Your goal → Which lines below hold the word "screenshot"? Report each one.
-------- Supplied information
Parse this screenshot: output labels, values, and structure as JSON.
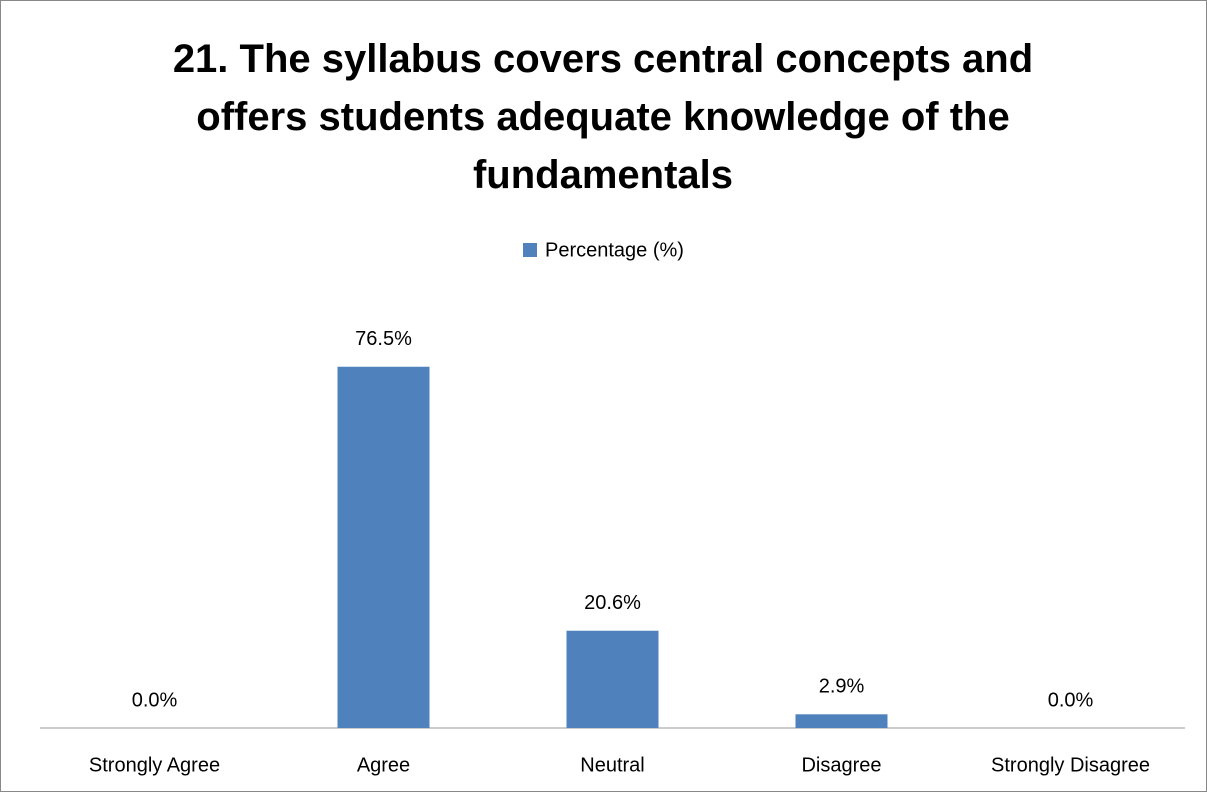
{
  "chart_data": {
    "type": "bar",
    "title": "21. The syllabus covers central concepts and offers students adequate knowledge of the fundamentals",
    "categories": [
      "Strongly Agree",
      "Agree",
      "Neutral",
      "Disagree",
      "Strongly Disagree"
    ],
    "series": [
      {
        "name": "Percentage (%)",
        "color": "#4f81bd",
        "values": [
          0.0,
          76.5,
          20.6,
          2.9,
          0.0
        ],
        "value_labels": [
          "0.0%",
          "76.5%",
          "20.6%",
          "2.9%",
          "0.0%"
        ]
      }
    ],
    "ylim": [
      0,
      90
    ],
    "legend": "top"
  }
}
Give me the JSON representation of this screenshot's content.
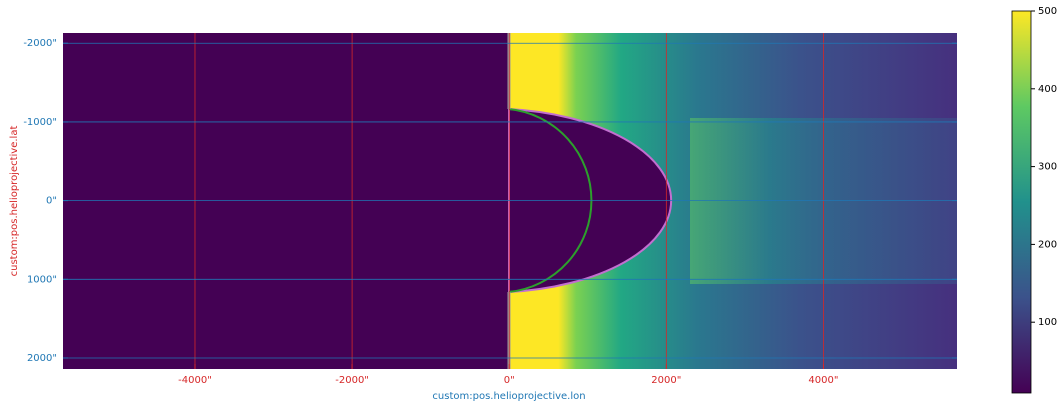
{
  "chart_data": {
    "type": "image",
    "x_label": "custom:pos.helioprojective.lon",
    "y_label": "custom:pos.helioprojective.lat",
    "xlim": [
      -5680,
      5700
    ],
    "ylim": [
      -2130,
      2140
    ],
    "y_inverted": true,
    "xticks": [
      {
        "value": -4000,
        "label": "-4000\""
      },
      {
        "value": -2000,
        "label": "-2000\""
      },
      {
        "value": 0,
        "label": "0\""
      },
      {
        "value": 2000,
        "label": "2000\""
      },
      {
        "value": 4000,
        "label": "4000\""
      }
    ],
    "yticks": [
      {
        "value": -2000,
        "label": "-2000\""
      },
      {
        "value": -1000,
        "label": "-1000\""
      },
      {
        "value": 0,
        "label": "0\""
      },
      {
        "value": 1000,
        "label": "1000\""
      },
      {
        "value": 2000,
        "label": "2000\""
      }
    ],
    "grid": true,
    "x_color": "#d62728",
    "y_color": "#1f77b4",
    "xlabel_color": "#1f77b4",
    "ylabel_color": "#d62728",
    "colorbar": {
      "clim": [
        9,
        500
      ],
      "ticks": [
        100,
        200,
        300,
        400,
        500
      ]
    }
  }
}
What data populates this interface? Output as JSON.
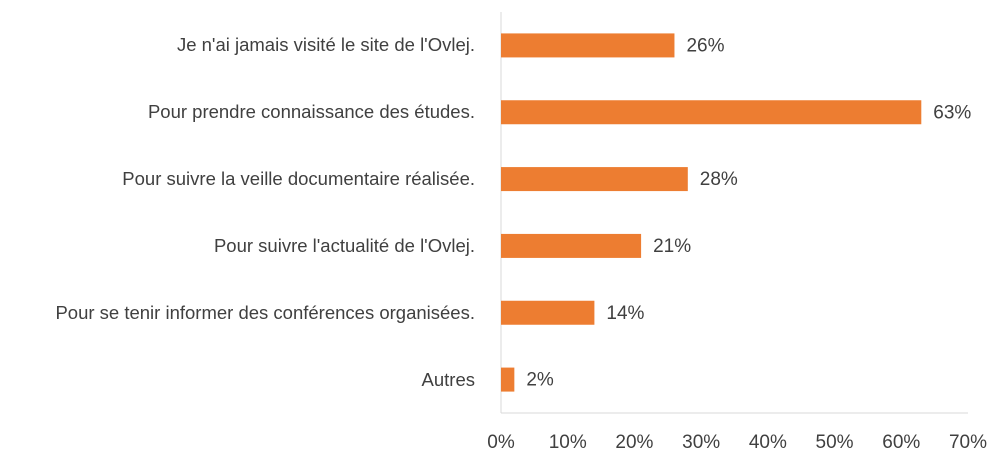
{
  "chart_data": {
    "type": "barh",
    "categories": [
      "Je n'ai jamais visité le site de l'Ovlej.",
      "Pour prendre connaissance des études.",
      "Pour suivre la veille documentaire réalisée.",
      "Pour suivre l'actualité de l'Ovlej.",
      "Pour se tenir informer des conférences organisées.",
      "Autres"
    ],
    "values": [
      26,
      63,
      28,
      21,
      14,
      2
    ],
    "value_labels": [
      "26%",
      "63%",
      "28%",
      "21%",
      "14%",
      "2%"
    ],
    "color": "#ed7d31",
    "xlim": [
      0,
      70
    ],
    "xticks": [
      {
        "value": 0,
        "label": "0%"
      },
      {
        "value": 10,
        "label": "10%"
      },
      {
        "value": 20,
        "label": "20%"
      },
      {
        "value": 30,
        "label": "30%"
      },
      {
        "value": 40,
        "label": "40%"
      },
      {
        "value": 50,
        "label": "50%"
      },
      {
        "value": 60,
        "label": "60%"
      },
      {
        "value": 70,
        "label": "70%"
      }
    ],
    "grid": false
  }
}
----------------
Written response →
Parse this screenshot: output labels, values, and structure as JSON.
Give me the JSON representation of this screenshot's content.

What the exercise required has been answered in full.